Dataset items:
* * * * * * *

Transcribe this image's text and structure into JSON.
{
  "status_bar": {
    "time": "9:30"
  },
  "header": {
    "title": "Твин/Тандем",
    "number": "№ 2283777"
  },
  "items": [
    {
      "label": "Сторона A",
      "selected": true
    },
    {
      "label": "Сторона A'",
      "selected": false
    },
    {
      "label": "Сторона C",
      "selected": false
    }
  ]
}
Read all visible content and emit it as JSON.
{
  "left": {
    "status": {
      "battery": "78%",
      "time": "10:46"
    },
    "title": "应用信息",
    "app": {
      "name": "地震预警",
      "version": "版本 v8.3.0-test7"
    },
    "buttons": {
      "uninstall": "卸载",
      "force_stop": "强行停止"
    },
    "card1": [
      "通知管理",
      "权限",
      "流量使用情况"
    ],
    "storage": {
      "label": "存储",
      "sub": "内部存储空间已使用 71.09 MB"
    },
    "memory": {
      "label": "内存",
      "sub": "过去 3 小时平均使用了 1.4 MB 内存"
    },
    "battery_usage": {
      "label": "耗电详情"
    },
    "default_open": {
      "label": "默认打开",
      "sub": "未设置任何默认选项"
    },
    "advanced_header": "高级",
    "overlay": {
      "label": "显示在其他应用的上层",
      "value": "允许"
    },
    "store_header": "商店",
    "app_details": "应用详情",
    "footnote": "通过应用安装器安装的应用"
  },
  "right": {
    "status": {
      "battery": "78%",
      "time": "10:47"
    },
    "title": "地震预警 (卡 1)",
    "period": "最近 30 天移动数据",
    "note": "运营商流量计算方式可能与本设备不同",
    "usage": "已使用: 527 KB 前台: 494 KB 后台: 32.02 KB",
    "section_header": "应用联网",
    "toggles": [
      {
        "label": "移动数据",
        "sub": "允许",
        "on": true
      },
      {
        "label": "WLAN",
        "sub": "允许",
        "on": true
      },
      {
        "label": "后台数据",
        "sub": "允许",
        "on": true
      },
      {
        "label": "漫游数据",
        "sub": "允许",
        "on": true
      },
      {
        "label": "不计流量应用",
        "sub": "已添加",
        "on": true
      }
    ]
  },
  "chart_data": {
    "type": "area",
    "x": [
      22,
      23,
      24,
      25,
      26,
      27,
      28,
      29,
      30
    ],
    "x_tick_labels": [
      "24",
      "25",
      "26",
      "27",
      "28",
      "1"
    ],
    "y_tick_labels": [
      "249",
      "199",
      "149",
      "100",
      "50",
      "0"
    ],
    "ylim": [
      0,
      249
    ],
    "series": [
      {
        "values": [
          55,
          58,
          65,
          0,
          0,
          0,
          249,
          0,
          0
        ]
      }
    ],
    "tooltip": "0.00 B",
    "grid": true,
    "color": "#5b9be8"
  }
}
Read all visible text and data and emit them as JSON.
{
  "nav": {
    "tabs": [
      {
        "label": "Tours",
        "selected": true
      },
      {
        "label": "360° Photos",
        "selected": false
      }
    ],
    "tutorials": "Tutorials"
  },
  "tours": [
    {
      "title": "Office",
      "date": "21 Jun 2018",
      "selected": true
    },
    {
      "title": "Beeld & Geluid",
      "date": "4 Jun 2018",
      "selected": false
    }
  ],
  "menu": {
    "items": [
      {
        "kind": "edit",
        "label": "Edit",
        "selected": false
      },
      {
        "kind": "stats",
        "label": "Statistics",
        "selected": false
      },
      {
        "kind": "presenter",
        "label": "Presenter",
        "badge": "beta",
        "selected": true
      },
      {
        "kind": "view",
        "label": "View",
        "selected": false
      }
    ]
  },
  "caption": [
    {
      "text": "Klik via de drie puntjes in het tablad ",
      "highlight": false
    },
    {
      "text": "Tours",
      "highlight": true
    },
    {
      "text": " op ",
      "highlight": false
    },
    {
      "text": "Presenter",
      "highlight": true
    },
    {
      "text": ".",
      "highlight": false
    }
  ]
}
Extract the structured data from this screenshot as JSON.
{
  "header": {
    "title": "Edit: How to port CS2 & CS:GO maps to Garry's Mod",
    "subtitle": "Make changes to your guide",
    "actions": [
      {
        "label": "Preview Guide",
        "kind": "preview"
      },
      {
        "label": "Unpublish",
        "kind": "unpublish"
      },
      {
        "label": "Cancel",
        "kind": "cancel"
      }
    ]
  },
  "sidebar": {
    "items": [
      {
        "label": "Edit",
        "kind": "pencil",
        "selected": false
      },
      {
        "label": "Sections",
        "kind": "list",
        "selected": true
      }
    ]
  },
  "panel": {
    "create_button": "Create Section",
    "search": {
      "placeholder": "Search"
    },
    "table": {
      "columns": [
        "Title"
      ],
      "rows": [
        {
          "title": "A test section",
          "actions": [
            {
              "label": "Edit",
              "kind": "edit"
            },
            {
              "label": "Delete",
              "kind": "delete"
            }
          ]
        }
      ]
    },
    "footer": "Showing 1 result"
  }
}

* * * * * * *

THE EXERCISE: Produce an exact repeat of the lines from the one containing "Extract the structured" through the last line of the data, and nothing more.

PROBLEM SOLUTION:
Extract the structured data from this screenshot as JSON.
{
  "header": {
    "title": "Edit: How to port CS2 & CS:GO maps to Garry's Mod",
    "subtitle": "Make changes to your guide",
    "actions": [
      {
        "label": "Preview Guide",
        "kind": "preview"
      },
      {
        "label": "Unpublish",
        "kind": "unpublish"
      },
      {
        "label": "Cancel",
        "kind": "cancel"
      }
    ]
  },
  "sidebar": {
    "items": [
      {
        "label": "Edit",
        "kind": "pencil",
        "selected": false
      },
      {
        "label": "Sections",
        "kind": "list",
        "selected": true
      }
    ]
  },
  "panel": {
    "create_button": "Create Section",
    "search": {
      "placeholder": "Search"
    },
    "table": {
      "columns": [
        "Title"
      ],
      "rows": [
        {
          "title": "A test section",
          "actions": [
            {
              "label": "Edit",
              "kind": "edit"
            },
            {
              "label": "Delete",
              "kind": "delete"
            }
          ]
        }
      ]
    },
    "footer": "Showing 1 result"
  }
}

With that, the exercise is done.